··· Given records

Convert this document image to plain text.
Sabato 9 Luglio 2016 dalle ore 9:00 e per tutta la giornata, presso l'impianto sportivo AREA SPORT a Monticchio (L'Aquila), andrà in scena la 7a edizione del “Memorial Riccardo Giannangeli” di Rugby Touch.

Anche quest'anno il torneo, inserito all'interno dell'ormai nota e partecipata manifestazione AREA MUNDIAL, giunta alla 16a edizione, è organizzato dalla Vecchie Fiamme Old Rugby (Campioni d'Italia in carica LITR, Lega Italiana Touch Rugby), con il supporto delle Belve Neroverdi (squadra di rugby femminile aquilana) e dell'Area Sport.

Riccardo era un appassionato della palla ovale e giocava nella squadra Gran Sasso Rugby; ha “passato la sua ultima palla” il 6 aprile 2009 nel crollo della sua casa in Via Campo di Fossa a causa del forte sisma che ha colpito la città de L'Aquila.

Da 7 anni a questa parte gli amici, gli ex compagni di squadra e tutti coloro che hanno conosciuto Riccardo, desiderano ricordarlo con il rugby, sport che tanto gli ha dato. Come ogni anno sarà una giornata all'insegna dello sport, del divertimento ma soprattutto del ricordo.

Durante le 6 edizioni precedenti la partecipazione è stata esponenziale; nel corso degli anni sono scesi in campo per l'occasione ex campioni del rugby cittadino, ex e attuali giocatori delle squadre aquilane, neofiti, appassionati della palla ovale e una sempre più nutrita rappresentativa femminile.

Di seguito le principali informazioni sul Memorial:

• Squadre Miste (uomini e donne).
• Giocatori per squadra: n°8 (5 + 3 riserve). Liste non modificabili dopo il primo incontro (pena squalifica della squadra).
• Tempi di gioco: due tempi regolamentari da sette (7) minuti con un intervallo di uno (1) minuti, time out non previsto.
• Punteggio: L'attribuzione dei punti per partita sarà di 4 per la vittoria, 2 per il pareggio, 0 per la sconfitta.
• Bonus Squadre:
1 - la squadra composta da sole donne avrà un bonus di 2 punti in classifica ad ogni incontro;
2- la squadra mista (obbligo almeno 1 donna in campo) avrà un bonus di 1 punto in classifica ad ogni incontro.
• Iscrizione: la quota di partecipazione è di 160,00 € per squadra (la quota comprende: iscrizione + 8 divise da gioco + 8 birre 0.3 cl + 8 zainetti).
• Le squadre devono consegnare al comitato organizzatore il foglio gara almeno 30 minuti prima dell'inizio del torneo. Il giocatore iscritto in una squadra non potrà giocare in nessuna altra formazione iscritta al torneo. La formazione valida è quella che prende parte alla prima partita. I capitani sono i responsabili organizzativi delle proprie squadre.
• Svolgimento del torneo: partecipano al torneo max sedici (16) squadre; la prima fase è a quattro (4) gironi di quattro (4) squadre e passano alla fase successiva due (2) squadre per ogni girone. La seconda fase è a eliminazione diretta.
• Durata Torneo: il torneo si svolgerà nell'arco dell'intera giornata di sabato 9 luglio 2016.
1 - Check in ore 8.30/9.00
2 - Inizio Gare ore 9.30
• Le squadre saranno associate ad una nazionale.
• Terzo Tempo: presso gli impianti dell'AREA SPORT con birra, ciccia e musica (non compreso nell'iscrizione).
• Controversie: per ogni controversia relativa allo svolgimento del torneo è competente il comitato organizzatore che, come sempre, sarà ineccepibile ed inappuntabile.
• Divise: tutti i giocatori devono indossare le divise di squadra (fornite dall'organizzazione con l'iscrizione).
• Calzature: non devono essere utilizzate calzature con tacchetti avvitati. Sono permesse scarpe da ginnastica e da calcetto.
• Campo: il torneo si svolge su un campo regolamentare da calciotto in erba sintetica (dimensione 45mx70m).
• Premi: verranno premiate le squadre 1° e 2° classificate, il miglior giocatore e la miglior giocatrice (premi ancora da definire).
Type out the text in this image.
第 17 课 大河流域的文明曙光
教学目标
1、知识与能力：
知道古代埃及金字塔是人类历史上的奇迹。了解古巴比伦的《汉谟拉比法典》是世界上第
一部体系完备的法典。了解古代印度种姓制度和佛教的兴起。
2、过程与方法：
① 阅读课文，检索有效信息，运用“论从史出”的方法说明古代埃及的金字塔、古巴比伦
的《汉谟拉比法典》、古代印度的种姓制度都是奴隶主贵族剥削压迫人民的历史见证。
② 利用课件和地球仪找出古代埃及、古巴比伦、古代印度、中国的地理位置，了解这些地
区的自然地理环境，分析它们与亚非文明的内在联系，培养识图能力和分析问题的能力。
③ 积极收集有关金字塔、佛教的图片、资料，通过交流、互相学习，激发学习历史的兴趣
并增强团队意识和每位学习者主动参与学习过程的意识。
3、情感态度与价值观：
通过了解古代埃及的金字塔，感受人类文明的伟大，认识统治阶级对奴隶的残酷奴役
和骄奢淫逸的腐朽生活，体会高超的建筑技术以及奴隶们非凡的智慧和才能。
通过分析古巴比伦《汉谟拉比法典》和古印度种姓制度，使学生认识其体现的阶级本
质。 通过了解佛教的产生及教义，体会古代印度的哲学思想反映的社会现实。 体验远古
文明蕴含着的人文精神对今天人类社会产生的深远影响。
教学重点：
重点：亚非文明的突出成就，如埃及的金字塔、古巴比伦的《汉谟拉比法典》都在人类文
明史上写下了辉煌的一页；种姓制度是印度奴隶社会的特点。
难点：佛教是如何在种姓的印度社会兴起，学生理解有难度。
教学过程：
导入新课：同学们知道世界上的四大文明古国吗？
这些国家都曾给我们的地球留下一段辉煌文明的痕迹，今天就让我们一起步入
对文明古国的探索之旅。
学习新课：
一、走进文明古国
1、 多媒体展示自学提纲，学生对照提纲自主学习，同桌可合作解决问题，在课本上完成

······

Print all of the entries exactly as they appear.

Convert this document image to plain text.
Sabato 9 Luglio 2016 dalle ore 9:00 e per tutta la giornata, presso l'impianto sportivo AREA SPORT a Monticchio (L'Aquila), andrà in scena la 7a edizione del “Memorial Riccardo Giannangeli” di Rugby Touch.

Anche quest'anno il torneo, inserito all'interno dell'ormai nota e partecipata manifestazione AREA MUNDIAL, giunta alla 16a edizione, è organizzato dalla Vecchie Fiamme Old Rugby (Campioni d'Italia in carica LITR, Lega Italiana Touch Rugby), con il supporto delle Belve Neroverdi (squadra di rugby femminile aquilana) e dell'Area Sport.

Riccardo era un appassionato della palla ovale e giocava nella squadra Gran Sasso Rugby; ha “passato la sua ultima palla” il 6 aprile 2009 nel crollo della sua casa in Via Campo di Fossa a causa del forte sisma che ha colpito la città de L'Aquila.

Da 7 anni a questa parte gli amici, gli ex compagni di squadra e tutti coloro che hanno conosciuto Riccardo, desiderano ricordarlo con il rugby, sport che tanto gli ha dato. Come ogni anno sarà una giornata all'insegna dello sport, del divertimento ma soprattutto del ricordo.

Durante le 6 edizioni precedenti la partecipazione è stata esponenziale; nel corso degli anni sono scesi in campo per l'occasione ex campioni del rugby cittadino, ex e attuali giocatori delle squadre aquilane, neofiti, appassionati della palla ovale e una sempre più nutrita rappresentativa femminile.

Di seguito le principali informazioni sul Memorial:

• Squadre Miste (uomini e donne).
• Giocatori per squadra: n°8 (5 + 3 riserve). Liste non modificabili dopo il primo incontro (pena squalifica della squadra).
• Tempi di gioco: due tempi regolamentari da sette (7) minuti con un intervallo di uno (1) minuti, time out non previsto.
• Punteggio: L'attribuzione dei punti per partita sarà di 4 per la vittoria, 2 per il pareggio, 0 per la sconfitta.
• Bonus Squadre:
1 - la squadra composta da sole donne avrà un bonus di 2 punti in classifica ad ogni incontro;
2- la squadra mista (obbligo almeno 1 donna in campo) avrà un bonus di 1 punto in classifica ad ogni incontro.
• Iscrizione: la quota di partecipazione è di 160,00 € per squadra (la quota comprende: iscrizione + 8 divise da gioco + 8 birre 0.3 cl + 8 zainetti).
• Le squadre devono consegnare al comitato organizzatore il foglio gara almeno 30 minuti prima dell'inizio del torneo. Il giocatore iscritto in una squadra non potrà giocare in nessuna altra formazione iscritta al torneo. La formazione valida è quella che prende parte alla prima partita. I capitani sono i responsabili organizzativi delle proprie squadre.
• Svolgimento del torneo: partecipano al torneo max sedici (16) squadre; la prima fase è a quattro (4) gironi di quattro (4) squadre e passano alla fase successiva due (2) squadre per ogni girone. La seconda fase è a eliminazione diretta.
• Durata Torneo: il torneo si svolgerà nell'arco dell'intera giornata di sabato 9 luglio 2016.
1 - Check in ore 8.30/9.00
2 - Inizio Gare ore 9.30
• Le squadre saranno associate ad una nazionale.
• Terzo Tempo: presso gli impianti dell'AREA SPORT con birra, ciccia e musica (non compreso nell'iscrizione).
• Controversie: per ogni controversia relativa allo svolgimento del torneo è competente il comitato organizzatore che, come sempre, sarà ineccepibile ed inappuntabile.
• Divise: tutti i giocatori devono indossare le divise di squadra (fornite dall'organizzazione con l'iscrizione).
• Calzature: non devono essere utilizzate calzature con tacchetti avvitati. Sono permesse scarpe da ginnastica e da calcetto.
• Campo: il torneo si svolge su un campo regolamentare da calciotto in erba sintetica (dimensione 45mx70m).
• Premi: verranno premiate le squadre 1° e 2° classificate, il miglior giocatore e la miglior giocatrice (premi ancora da definire).
Type out the text in this image.
第 17 课 大河流域的文明曙光
教学目标
1、知识与能力：
知道古代埃及金字塔是人类历史上的奇迹。了解古巴比伦的《汉谟拉比法典》是世界上第
一部体系完备的法典。了解古代印度种姓制度和佛教的兴起。
2、过程与方法：
① 阅读课文，检索有效信息，运用“论从史出”的方法说明古代埃及的金字塔、古巴比伦
的《汉谟拉比法典》、古代印度的种姓制度都是奴隶主贵族剥削压迫人民的历史见证。
② 利用课件和地球仪找出古代埃及、古巴比伦、古代印度、中国的地理位置，了解这些地
区的自然地理环境，分析它们与亚非文明的内在联系，培养识图能力和分析问题的能力。
③ 积极收集有关金字塔、佛教的图片、资料，通过交流、互相学习，激发学习历史的兴趣
并增强团队意识和每位学习者主动参与学习过程的意识。
3、情感态度与价值观：
通过了解古代埃及的金字塔，感受人类文明的伟大，认识统治阶级对奴隶的残酷奴役
和骄奢淫逸的腐朽生活，体会高超的建筑技术以及奴隶们非凡的智慧和才能。
通过分析古巴比伦《汉谟拉比法典》和古印度种姓制度，使学生认识其体现的阶级本
质。 通过了解佛教的产生及教义，体会古代印度的哲学思想反映的社会现实。 体验远古
文明蕴含着的人文精神对今天人类社会产生的深远影响。
教学重点：
重点：亚非文明的突出成就，如埃及的金字塔、古巴比伦的《汉谟拉比法典》都在人类文
明史上写下了辉煌的一页；种姓制度是印度奴隶社会的特点。
难点：佛教是如何在种姓的印度社会兴起，学生理解有难度。
教学过程：
导入新课：同学们知道世界上的四大文明古国吗？
这些国家都曾给我们的地球留下一段辉煌文明的痕迹，今天就让我们一起步入
对文明古国的探索之旅。
学习新课：
一、走进文明古国
1、 多媒体展示自学提纲，学生对照提纲自主学习，同桌可合作解决问题，在课本上完成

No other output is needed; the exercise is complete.